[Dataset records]

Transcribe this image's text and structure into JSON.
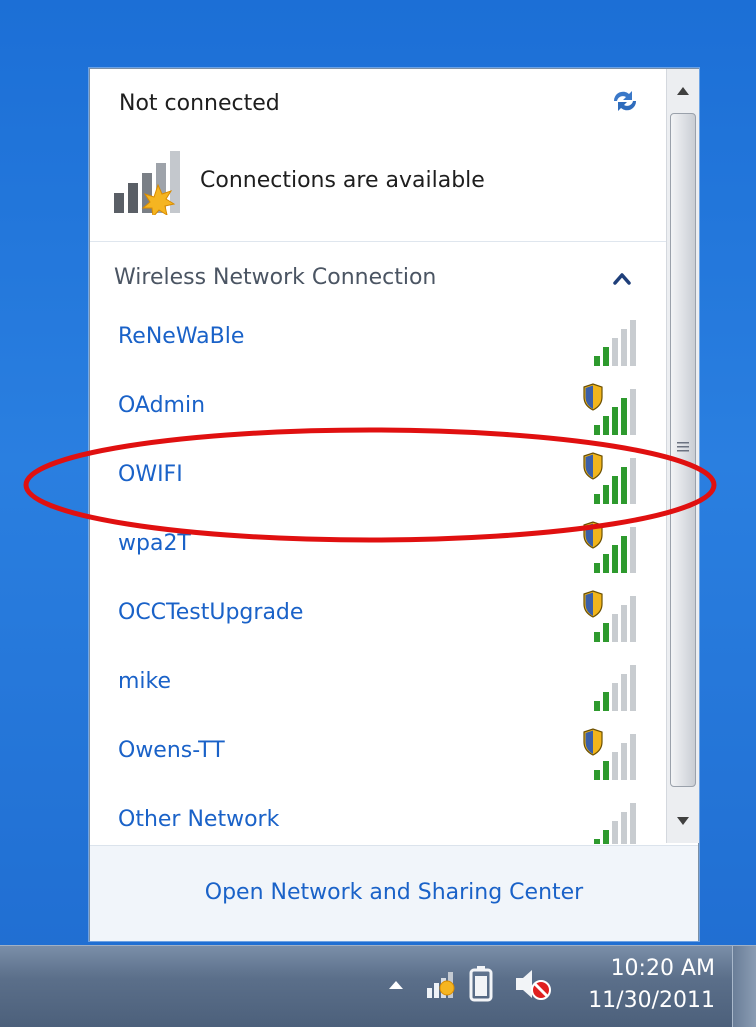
{
  "popup": {
    "status_title": "Not connected",
    "connections_text": "Connections are available",
    "section_label": "Wireless Network Connection",
    "networks": [
      {
        "name": "ReNeWaBle",
        "secured": false,
        "signal_bars": 5,
        "lit_bars": 2
      },
      {
        "name": "OAdmin",
        "secured": true,
        "signal_bars": 5,
        "lit_bars": 4
      },
      {
        "name": "OWIFI",
        "secured": true,
        "signal_bars": 5,
        "lit_bars": 4
      },
      {
        "name": "wpa2T",
        "secured": true,
        "signal_bars": 5,
        "lit_bars": 4
      },
      {
        "name": "OCCTestUpgrade",
        "secured": true,
        "signal_bars": 5,
        "lit_bars": 2
      },
      {
        "name": "mike",
        "secured": false,
        "signal_bars": 5,
        "lit_bars": 2
      },
      {
        "name": "Owens-TT",
        "secured": true,
        "signal_bars": 5,
        "lit_bars": 2
      },
      {
        "name": "Other Network",
        "secured": false,
        "signal_bars": 5,
        "lit_bars": 2
      }
    ],
    "footer_link": "Open Network and Sharing Center"
  },
  "taskbar": {
    "time": "10:20 AM",
    "date": "11/30/2011"
  },
  "icons": {
    "refresh": "refresh-icon",
    "connections": "signal-star-icon",
    "chevron": "chevron-up-icon",
    "secured": "shield-icon",
    "battery": "battery-icon",
    "volume": "volume-muted-icon"
  },
  "colors": {
    "link": "#1a62c8",
    "signal_on": "#2e9a2e",
    "signal_off": "#c8ccd0",
    "highlight": "#e01010"
  }
}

Stated task –
Set the entries down again exactly. Do not include the images.

Task output –
Transcribe this image's text and structure into JSON.
{
  "popup": {
    "status_title": "Not connected",
    "connections_text": "Connections are available",
    "section_label": "Wireless Network Connection",
    "networks": [
      {
        "name": "ReNeWaBle",
        "secured": false,
        "signal_bars": 5,
        "lit_bars": 2
      },
      {
        "name": "OAdmin",
        "secured": true,
        "signal_bars": 5,
        "lit_bars": 4
      },
      {
        "name": "OWIFI",
        "secured": true,
        "signal_bars": 5,
        "lit_bars": 4
      },
      {
        "name": "wpa2T",
        "secured": true,
        "signal_bars": 5,
        "lit_bars": 4
      },
      {
        "name": "OCCTestUpgrade",
        "secured": true,
        "signal_bars": 5,
        "lit_bars": 2
      },
      {
        "name": "mike",
        "secured": false,
        "signal_bars": 5,
        "lit_bars": 2
      },
      {
        "name": "Owens-TT",
        "secured": true,
        "signal_bars": 5,
        "lit_bars": 2
      },
      {
        "name": "Other Network",
        "secured": false,
        "signal_bars": 5,
        "lit_bars": 2
      }
    ],
    "footer_link": "Open Network and Sharing Center"
  },
  "taskbar": {
    "time": "10:20 AM",
    "date": "11/30/2011"
  },
  "icons": {
    "refresh": "refresh-icon",
    "connections": "signal-star-icon",
    "chevron": "chevron-up-icon",
    "secured": "shield-icon",
    "battery": "battery-icon",
    "volume": "volume-muted-icon"
  },
  "colors": {
    "link": "#1a62c8",
    "signal_on": "#2e9a2e",
    "signal_off": "#c8ccd0",
    "highlight": "#e01010"
  }
}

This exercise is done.